*What to produce*.
Could you copy every line from the material below in which "watermark" appears?

──────── Material provided ────────

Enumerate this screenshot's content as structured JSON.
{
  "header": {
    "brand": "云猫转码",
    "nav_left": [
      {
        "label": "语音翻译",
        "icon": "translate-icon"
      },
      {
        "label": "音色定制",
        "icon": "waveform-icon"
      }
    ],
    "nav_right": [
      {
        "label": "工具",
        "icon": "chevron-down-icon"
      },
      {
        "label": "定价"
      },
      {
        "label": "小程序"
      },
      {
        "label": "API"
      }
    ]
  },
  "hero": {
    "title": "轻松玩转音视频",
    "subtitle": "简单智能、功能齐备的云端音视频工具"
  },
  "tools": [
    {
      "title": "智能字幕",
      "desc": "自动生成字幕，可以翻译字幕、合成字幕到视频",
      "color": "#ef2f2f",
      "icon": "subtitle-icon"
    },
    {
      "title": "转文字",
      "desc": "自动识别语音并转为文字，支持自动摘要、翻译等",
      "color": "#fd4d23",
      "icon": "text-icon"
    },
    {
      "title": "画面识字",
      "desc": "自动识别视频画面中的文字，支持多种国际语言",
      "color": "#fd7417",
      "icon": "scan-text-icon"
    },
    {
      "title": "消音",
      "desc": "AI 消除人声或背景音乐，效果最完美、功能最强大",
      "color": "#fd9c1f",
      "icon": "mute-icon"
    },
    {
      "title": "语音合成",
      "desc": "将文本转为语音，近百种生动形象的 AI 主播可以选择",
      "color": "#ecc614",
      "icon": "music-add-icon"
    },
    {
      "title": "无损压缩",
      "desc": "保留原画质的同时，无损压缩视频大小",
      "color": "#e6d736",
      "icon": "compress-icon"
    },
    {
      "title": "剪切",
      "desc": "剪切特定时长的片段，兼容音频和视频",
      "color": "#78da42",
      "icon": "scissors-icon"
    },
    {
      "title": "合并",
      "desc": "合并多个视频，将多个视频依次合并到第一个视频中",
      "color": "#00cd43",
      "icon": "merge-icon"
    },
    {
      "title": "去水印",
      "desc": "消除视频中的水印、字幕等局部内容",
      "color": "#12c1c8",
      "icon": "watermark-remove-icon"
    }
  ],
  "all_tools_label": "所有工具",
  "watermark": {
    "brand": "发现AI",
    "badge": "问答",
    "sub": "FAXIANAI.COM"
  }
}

────────

*Result*.
      "icon": "watermark-remove-icon"
  "watermark": {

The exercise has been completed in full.